Look through the material below. Copy every line with the string "学校作业布置批改管理制度" in it.
___ Items
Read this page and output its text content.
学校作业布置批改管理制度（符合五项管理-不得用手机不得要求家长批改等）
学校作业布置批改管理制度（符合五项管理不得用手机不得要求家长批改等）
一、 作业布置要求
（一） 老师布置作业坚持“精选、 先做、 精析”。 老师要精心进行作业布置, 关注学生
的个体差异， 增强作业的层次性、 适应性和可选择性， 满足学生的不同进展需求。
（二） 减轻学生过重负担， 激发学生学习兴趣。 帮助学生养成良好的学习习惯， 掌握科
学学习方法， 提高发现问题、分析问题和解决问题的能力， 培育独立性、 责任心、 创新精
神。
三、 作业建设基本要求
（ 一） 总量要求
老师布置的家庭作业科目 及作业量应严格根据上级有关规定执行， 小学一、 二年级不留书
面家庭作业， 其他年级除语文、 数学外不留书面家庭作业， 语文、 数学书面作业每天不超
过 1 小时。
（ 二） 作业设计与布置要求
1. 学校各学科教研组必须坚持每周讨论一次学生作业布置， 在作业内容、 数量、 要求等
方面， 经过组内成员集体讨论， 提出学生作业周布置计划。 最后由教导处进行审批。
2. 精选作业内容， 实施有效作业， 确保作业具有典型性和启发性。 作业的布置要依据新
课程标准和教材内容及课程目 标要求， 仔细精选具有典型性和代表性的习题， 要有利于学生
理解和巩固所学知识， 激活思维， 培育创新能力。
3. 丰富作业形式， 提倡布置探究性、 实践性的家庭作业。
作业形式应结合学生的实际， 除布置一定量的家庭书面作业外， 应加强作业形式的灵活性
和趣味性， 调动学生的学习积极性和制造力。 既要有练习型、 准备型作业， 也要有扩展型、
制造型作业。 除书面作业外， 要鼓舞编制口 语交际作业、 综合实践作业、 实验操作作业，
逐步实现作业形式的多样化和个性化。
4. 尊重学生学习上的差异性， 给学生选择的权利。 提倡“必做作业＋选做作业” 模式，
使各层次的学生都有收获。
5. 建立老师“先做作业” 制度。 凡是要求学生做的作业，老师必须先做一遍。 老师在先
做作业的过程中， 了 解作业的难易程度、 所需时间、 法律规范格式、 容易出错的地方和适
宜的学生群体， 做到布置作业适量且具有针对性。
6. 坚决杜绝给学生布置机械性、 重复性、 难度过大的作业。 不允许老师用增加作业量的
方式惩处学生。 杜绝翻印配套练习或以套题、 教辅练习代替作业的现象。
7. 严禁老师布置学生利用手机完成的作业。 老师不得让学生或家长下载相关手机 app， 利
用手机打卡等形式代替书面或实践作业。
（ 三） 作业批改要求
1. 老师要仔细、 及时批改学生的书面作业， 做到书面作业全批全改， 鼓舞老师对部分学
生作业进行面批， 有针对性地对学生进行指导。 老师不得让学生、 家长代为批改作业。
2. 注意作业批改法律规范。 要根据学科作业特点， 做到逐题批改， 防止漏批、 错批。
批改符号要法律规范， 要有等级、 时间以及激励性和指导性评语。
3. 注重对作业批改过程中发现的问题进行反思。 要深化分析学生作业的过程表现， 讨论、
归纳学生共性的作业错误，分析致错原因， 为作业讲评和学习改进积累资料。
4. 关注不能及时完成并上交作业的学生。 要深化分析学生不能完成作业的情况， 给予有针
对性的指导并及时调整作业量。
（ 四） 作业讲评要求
______
Task answer
学校作业布置批改管理制度（符合五项管理-不得用手机不得要求家长批改等）
学校作业布置批改管理制度（符合五项管理不得用手机不得要求家长批改等）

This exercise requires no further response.